▶ _STATED GOAL_: Render every one of the entries below as a JSON list of strings, with one string per line and blank lines left out.

▶ _TASK INPUTS_:
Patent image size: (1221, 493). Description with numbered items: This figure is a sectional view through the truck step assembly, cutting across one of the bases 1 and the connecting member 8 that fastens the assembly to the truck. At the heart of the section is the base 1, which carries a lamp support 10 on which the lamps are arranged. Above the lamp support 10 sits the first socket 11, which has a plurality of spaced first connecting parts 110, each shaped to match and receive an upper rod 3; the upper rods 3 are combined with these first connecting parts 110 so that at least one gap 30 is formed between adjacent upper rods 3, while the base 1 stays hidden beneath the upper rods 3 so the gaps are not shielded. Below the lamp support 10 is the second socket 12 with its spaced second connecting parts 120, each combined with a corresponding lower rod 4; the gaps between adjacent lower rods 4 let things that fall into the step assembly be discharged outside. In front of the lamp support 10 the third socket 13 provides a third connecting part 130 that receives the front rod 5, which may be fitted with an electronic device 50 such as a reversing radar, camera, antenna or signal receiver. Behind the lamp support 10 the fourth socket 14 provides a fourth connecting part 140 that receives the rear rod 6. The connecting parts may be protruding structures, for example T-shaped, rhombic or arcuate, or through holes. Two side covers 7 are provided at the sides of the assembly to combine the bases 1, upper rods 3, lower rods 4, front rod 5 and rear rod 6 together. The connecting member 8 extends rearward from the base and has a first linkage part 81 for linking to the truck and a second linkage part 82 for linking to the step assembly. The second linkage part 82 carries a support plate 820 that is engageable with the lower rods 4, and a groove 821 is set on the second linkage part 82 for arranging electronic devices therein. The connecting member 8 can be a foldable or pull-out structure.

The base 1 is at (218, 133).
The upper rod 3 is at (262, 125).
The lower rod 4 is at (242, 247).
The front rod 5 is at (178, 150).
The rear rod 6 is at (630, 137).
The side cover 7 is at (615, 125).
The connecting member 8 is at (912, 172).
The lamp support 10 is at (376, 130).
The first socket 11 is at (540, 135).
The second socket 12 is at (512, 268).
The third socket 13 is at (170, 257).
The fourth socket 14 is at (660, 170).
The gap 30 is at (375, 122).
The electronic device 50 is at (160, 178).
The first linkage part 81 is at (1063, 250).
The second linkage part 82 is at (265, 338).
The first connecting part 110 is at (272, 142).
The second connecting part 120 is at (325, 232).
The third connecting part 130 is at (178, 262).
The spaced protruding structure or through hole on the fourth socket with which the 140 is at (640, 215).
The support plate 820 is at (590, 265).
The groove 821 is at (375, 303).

▶ _THE COMPLETED TASK_:
[
  "Patent image size: (1221, 493). Description with numbered items: This figure is a sectional view through the truck step assembly, cutting across one of the bases 1 and the connecting member 8 that fastens the assembly to the truck. At the heart of the section is the base 1, which carries a lamp support 10 on which the lamps are arranged. Above the lamp support 10 sits the first socket 11, which has a plurality of spaced first connecting parts 110, each shaped to match and receive an upper rod 3; the upper rods 3 are combined with these first connecting parts 110 so that at least one gap 30 is formed between adjacent upper rods 3, while the base 1 stays hidden beneath the upper rods 3 so the gaps are not shielded. Below the lamp support 10 is the second socket 12 with its spaced second connecting parts 120, each combined with a corresponding lower rod 4; the gaps between adjacent lower rods 4 let things that fall into the step assembly be discharged outside. In front of the lamp support 10 the third socket 13 provides a third connecting part 130 that receives the front rod 5, which may be fitted with an electronic device 50 such as a reversing radar, camera, antenna or signal receiver. Behind the lamp support 10 the fourth socket 14 provides a fourth connecting part 140 that receives the rear rod 6. The connecting parts may be protruding structures, for example T-shaped, rhombic or arcuate, or through holes. Two side covers 7 are provided at the sides of the assembly to combine the bases 1, upper rods 3, lower rods 4, front rod 5 and rear rod 6 together. The connecting member 8 extends rearward from the base and has a first linkage part 81 for linking to the truck and a second linkage part 82 for linking to the step assembly. The second linkage part 82 carries a support plate 820 that is engageable with the lower rods 4, and a groove 821 is set on the second linkage part 82 for arranging electronic devices therein. The connecting member 8 can be a foldable or pull-out structure.",
  "The base 1 is at (218, 133).",
  "The upper rod 3 is at (262, 125).",
  "The lower rod 4 is at (242, 247).",
  "The front rod 5 is at (178, 150).",
  "The rear rod 6 is at (630, 137).",
  "The side cover 7 is at (615, 125).",
  "The connecting member 8 is at (912, 172).",
  "The lamp support 10 is at (376, 130).",
  "The first socket 11 is at (540, 135).",
  "The second socket 12 is at (512, 268).",
  "The third socket 13 is at (170, 257).",
  "The fourth socket 14 is at (660, 170).",
  "The gap 30 is at (375, 122).",
  "The electronic device 50 is at (160, 178).",
  "The first linkage part 81 is at (1063, 250).",
  "The second linkage part 82 is at (265, 338).",
  "The first connecting part 110 is at (272, 142).",
  "The second connecting part 120 is at (325, 232).",
  "The third connecting part 130 is at (178, 262).",
  "The spaced protruding structure or through hole on the fourth socket with which the 140 is at (640, 215).",
  "The support plate 820 is at (590, 265).",
  "The groove 821 is at (375, 303)."
]